Supplied material =>
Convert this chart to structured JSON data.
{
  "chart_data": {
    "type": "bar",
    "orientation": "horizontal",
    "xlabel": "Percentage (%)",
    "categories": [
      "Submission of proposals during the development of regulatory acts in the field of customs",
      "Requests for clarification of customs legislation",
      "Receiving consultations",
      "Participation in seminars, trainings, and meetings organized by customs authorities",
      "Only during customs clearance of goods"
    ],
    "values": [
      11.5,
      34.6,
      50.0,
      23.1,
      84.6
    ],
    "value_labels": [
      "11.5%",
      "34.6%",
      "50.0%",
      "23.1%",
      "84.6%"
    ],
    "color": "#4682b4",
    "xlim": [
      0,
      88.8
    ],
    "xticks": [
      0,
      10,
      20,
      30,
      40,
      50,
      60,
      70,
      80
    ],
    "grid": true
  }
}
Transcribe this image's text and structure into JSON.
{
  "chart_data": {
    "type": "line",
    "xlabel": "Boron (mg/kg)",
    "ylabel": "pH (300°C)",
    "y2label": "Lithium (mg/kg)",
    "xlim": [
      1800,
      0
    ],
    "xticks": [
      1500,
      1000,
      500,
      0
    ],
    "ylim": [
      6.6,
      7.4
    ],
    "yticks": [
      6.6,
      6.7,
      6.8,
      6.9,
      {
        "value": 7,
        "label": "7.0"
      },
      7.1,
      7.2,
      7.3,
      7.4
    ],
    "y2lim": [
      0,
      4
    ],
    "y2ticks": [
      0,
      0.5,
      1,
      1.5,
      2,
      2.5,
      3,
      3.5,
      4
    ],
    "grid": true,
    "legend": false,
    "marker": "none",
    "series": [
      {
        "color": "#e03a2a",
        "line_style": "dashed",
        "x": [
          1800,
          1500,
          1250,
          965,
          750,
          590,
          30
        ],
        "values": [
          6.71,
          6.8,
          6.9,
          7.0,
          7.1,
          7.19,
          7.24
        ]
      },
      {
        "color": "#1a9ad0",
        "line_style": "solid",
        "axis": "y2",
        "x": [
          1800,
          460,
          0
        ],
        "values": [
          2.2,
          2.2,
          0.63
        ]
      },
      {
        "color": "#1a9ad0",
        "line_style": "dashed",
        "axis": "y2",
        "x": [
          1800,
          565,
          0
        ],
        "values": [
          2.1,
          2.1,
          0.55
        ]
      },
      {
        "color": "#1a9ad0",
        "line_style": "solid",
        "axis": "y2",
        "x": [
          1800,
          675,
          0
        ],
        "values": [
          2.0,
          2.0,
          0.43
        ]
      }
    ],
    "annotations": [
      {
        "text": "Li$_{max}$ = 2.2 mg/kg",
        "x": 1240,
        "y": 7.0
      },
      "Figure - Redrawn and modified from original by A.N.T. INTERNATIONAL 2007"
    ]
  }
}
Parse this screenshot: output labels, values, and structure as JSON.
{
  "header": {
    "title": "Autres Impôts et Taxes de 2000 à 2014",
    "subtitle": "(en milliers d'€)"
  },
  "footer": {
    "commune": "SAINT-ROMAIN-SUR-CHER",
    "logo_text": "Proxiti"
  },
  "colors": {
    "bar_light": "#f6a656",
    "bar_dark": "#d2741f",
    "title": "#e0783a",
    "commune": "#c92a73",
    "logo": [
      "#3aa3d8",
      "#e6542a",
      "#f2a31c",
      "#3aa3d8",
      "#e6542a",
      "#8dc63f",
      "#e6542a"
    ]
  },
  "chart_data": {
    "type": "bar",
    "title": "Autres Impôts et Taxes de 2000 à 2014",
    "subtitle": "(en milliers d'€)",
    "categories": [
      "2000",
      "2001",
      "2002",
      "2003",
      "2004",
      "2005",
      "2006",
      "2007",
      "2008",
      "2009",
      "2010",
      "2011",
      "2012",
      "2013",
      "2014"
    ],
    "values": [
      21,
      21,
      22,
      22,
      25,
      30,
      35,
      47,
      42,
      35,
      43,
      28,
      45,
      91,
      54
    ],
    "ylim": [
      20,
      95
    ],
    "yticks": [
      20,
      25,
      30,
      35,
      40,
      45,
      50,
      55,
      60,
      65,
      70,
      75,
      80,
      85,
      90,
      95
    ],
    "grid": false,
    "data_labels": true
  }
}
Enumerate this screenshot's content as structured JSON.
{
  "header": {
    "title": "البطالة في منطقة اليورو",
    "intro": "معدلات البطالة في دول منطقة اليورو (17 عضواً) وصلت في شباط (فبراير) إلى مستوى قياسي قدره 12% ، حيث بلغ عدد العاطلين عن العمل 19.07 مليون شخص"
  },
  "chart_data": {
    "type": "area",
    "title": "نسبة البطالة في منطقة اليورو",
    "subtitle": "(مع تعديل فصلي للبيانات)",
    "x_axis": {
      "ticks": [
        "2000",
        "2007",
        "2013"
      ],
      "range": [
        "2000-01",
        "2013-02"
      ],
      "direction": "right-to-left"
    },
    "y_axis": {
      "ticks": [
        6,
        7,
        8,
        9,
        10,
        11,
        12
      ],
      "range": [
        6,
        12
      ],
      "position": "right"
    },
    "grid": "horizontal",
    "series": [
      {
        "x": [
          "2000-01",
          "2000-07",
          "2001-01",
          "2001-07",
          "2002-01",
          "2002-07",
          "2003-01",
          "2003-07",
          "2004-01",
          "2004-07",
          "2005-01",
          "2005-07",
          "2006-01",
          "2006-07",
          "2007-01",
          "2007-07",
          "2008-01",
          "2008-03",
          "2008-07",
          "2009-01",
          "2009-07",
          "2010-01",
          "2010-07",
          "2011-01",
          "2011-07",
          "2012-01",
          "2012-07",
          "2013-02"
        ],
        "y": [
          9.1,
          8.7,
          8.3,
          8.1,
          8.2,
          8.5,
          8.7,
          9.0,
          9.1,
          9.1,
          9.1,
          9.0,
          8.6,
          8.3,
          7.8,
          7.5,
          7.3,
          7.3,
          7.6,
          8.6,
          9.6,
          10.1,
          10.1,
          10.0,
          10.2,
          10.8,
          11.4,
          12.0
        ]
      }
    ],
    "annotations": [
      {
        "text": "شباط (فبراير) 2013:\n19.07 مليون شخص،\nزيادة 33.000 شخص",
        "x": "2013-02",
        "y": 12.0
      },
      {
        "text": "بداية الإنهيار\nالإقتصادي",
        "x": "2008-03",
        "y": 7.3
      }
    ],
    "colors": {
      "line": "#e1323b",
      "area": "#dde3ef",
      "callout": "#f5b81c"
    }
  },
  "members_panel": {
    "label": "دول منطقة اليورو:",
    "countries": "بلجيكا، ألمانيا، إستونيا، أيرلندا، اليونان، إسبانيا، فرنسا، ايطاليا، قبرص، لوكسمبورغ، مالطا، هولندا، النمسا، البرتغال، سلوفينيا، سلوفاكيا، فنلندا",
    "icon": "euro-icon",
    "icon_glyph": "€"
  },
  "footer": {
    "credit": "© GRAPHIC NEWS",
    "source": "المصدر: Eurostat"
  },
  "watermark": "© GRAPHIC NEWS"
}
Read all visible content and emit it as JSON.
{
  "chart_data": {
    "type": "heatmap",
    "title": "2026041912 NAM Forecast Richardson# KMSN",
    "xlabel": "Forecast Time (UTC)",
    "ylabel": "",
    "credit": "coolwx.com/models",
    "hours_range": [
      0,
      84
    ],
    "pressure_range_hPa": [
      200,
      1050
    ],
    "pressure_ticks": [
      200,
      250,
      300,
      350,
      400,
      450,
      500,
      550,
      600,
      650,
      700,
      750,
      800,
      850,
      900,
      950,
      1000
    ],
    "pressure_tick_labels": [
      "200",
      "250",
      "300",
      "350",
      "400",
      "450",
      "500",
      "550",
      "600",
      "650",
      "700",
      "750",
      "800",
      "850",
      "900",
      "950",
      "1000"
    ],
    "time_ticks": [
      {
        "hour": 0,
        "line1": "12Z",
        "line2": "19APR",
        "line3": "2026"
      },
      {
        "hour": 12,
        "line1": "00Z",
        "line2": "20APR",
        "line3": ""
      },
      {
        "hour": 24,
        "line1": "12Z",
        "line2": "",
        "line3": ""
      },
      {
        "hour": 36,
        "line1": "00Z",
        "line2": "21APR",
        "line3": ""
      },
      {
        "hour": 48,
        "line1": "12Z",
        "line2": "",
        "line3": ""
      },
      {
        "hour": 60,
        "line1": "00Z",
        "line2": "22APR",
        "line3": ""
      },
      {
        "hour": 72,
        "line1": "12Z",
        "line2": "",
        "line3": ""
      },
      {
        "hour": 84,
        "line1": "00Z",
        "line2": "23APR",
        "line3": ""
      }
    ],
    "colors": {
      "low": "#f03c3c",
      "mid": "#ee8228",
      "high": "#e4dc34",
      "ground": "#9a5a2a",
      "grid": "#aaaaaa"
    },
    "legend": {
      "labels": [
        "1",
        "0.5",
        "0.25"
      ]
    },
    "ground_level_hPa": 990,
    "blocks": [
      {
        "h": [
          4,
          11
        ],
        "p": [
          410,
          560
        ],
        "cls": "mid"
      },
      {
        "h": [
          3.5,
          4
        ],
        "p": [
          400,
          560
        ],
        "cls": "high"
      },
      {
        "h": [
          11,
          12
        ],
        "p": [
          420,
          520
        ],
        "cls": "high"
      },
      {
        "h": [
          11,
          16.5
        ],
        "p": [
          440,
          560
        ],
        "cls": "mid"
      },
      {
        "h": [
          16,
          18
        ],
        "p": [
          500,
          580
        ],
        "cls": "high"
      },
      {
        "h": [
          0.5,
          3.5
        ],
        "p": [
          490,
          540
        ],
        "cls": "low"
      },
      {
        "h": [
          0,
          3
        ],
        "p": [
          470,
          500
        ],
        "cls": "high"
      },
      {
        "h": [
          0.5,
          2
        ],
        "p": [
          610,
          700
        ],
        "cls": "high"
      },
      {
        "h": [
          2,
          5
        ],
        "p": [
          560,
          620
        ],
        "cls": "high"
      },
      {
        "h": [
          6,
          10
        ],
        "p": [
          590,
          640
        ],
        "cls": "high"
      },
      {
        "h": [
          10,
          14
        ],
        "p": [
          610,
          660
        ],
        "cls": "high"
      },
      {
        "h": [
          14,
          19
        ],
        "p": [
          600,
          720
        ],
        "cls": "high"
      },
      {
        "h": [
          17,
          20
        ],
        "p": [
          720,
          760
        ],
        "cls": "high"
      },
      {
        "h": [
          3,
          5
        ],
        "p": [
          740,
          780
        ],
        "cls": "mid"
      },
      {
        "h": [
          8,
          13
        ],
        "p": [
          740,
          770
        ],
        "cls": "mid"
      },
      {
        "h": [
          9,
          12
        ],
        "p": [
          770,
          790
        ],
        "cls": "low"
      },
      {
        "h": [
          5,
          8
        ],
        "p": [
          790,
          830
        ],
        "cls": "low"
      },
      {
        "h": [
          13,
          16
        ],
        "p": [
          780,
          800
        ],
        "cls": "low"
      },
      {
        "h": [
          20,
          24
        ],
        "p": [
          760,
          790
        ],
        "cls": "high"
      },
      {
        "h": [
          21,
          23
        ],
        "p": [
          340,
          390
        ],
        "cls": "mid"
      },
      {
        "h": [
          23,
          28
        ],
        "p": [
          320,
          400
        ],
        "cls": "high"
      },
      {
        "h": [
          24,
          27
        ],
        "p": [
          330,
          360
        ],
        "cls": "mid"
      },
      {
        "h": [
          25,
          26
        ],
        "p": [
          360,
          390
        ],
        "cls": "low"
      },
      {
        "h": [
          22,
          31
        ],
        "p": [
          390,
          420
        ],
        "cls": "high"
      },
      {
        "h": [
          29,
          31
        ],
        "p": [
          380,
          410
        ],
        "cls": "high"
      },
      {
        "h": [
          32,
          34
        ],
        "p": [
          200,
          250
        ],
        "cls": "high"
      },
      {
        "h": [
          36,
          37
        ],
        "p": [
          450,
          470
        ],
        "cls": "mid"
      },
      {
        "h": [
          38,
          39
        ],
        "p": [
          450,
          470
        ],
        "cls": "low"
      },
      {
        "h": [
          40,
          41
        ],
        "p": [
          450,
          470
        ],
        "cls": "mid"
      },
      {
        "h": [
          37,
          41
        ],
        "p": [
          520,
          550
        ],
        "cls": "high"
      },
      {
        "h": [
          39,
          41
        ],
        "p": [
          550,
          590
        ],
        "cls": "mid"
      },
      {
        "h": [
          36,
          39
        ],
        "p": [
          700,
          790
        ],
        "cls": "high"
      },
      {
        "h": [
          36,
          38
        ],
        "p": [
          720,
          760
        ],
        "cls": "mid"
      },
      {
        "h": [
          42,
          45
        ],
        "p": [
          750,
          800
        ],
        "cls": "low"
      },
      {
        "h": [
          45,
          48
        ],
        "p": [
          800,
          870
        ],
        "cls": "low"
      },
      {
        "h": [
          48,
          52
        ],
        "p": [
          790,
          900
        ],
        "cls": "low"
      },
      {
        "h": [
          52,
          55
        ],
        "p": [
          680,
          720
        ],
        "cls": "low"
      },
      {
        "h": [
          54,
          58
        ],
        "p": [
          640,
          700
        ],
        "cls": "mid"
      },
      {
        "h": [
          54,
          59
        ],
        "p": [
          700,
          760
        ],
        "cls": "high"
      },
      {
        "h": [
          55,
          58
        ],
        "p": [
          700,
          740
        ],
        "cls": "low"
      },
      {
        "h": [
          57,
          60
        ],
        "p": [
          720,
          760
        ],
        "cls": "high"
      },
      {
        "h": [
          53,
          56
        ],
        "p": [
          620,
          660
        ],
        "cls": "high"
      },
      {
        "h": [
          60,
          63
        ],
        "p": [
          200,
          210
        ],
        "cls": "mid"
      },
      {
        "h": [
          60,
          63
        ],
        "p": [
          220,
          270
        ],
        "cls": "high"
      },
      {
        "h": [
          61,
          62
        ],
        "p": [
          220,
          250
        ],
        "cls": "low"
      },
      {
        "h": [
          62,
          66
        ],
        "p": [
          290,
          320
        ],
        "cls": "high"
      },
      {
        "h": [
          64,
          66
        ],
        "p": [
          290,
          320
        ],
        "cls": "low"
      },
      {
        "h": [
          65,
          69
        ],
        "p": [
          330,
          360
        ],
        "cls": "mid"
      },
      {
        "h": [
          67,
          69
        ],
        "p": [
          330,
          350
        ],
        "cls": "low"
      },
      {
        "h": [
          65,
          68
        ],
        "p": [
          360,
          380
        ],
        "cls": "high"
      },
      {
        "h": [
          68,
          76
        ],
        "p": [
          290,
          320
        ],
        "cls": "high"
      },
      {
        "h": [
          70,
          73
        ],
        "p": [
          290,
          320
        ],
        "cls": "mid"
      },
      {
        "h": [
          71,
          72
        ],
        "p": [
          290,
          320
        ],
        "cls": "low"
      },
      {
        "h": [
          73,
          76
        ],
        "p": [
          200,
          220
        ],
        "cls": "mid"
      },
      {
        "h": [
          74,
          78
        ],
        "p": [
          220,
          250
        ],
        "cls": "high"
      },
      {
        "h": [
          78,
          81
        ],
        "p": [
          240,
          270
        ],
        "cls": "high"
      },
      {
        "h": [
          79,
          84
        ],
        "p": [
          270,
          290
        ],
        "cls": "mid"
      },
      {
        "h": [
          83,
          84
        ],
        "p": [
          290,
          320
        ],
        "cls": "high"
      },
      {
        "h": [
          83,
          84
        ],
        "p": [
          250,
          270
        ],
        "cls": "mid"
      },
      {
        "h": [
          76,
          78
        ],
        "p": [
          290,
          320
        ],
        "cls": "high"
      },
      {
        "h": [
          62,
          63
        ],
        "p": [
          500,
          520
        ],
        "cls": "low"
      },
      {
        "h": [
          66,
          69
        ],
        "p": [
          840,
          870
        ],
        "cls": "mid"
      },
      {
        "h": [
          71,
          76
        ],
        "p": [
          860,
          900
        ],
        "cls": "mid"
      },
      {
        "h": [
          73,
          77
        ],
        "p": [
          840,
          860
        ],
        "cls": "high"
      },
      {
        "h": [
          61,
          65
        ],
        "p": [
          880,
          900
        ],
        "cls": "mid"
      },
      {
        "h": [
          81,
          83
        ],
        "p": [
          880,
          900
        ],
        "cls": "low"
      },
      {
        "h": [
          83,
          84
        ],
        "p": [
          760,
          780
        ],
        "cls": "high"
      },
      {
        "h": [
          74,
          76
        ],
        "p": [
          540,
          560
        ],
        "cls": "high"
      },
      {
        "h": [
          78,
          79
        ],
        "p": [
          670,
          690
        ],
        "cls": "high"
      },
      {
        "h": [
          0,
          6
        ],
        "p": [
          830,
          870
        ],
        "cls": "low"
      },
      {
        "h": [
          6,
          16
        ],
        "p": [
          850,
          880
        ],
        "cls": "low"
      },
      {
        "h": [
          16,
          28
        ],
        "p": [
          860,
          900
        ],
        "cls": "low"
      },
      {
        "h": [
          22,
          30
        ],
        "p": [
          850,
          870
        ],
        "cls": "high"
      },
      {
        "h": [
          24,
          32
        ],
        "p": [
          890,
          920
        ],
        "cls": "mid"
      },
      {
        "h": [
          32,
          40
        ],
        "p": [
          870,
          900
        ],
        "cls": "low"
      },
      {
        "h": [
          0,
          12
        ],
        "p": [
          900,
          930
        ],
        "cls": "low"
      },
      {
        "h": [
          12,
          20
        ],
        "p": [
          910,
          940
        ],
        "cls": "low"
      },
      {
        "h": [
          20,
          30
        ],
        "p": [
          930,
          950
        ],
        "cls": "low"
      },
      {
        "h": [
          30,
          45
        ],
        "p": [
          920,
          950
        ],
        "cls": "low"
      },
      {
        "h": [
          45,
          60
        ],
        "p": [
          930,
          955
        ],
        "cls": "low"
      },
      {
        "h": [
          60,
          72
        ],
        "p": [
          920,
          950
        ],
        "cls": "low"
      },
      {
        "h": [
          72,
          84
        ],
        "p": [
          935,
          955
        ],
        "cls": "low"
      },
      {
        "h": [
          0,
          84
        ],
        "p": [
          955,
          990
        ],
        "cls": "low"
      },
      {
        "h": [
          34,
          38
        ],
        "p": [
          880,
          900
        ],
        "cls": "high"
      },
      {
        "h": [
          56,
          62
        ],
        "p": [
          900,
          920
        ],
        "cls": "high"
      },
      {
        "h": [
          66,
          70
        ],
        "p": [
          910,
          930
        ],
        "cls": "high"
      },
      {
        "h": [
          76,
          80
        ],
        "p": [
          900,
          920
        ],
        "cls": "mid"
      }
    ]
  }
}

What is expected =>
Give only the number of lines in the records that include the word "شباط".

Expected answer =>
2